Every entry below must be repeated exactly; skip the pictures.
"""
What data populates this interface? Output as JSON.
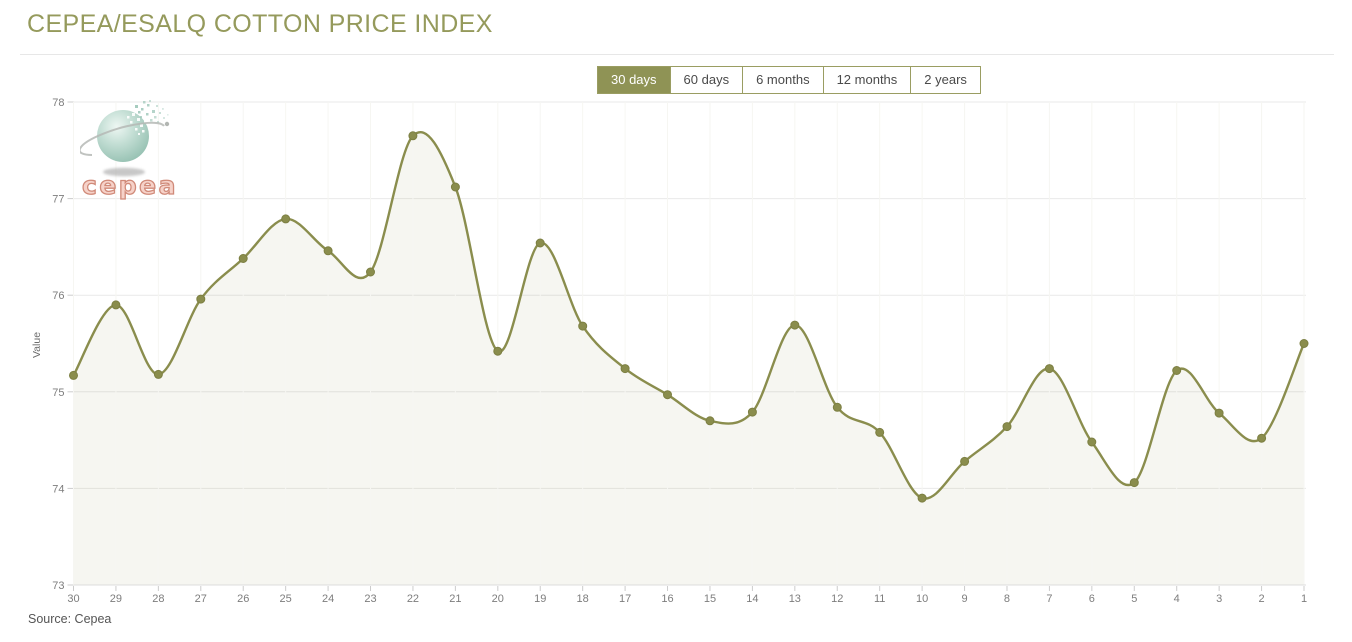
{
  "page_title": "CEPEA/ESALQ COTTON PRICE INDEX",
  "source_label": "Source: Cepea",
  "logo": {
    "text": "cepea"
  },
  "tabs": {
    "items": [
      {
        "label": "30 days",
        "selected": true
      },
      {
        "label": "60 days",
        "selected": false
      },
      {
        "label": "6 months",
        "selected": false
      },
      {
        "label": "12 months",
        "selected": false
      },
      {
        "label": "2 years",
        "selected": false
      }
    ]
  },
  "colors": {
    "accent_olive": "#8A8D4D",
    "title_text": "#959A5C",
    "tab_selected_bg": "#8F9355",
    "tab_border": "#9A9D62",
    "area_fill": "rgba(139,143,77,0.08)",
    "axis_text": "#7D7D7D",
    "grid_line": "#E9E9E9"
  },
  "chart_data": {
    "type": "area",
    "title": "CEPEA/ESALQ COTTON PRICE INDEX",
    "xlabel": "",
    "ylabel": "Value",
    "categories": [
      "30",
      "29",
      "28",
      "27",
      "26",
      "25",
      "24",
      "23",
      "22",
      "21",
      "20",
      "19",
      "18",
      "17",
      "16",
      "15",
      "14",
      "13",
      "12",
      "11",
      "10",
      "9",
      "8",
      "7",
      "6",
      "5",
      "4",
      "3",
      "2",
      "1"
    ],
    "values": [
      75.17,
      75.9,
      75.18,
      75.96,
      76.38,
      76.79,
      76.46,
      76.24,
      77.65,
      77.12,
      75.42,
      76.54,
      75.68,
      75.24,
      74.97,
      74.7,
      74.79,
      75.69,
      74.84,
      74.58,
      73.9,
      74.28,
      74.64,
      75.24,
      74.48,
      74.06,
      75.22,
      74.78,
      74.52,
      75.5
    ],
    "ylim": [
      73,
      78
    ],
    "y_ticks": [
      73,
      74,
      75,
      76,
      77,
      78
    ],
    "grid": true,
    "legend": "none",
    "marker": "circle"
  }
}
"""
■ Exercise result
What data populates this interface? Output as JSON.
{
  "page_title": "CEPEA/ESALQ COTTON PRICE INDEX",
  "source_label": "Source: Cepea",
  "logo": {
    "text": "cepea"
  },
  "tabs": {
    "items": [
      {
        "label": "30 days",
        "selected": true
      },
      {
        "label": "60 days",
        "selected": false
      },
      {
        "label": "6 months",
        "selected": false
      },
      {
        "label": "12 months",
        "selected": false
      },
      {
        "label": "2 years",
        "selected": false
      }
    ]
  },
  "colors": {
    "accent_olive": "#8A8D4D",
    "title_text": "#959A5C",
    "tab_selected_bg": "#8F9355",
    "tab_border": "#9A9D62",
    "area_fill": "rgba(139,143,77,0.08)",
    "axis_text": "#7D7D7D",
    "grid_line": "#E9E9E9"
  },
  "chart_data": {
    "type": "area",
    "title": "CEPEA/ESALQ COTTON PRICE INDEX",
    "xlabel": "",
    "ylabel": "Value",
    "categories": [
      "30",
      "29",
      "28",
      "27",
      "26",
      "25",
      "24",
      "23",
      "22",
      "21",
      "20",
      "19",
      "18",
      "17",
      "16",
      "15",
      "14",
      "13",
      "12",
      "11",
      "10",
      "9",
      "8",
      "7",
      "6",
      "5",
      "4",
      "3",
      "2",
      "1"
    ],
    "values": [
      75.17,
      75.9,
      75.18,
      75.96,
      76.38,
      76.79,
      76.46,
      76.24,
      77.65,
      77.12,
      75.42,
      76.54,
      75.68,
      75.24,
      74.97,
      74.7,
      74.79,
      75.69,
      74.84,
      74.58,
      73.9,
      74.28,
      74.64,
      75.24,
      74.48,
      74.06,
      75.22,
      74.78,
      74.52,
      75.5
    ],
    "ylim": [
      73,
      78
    ],
    "y_ticks": [
      73,
      74,
      75,
      76,
      77,
      78
    ],
    "grid": true,
    "legend": "none",
    "marker": "circle"
  }
}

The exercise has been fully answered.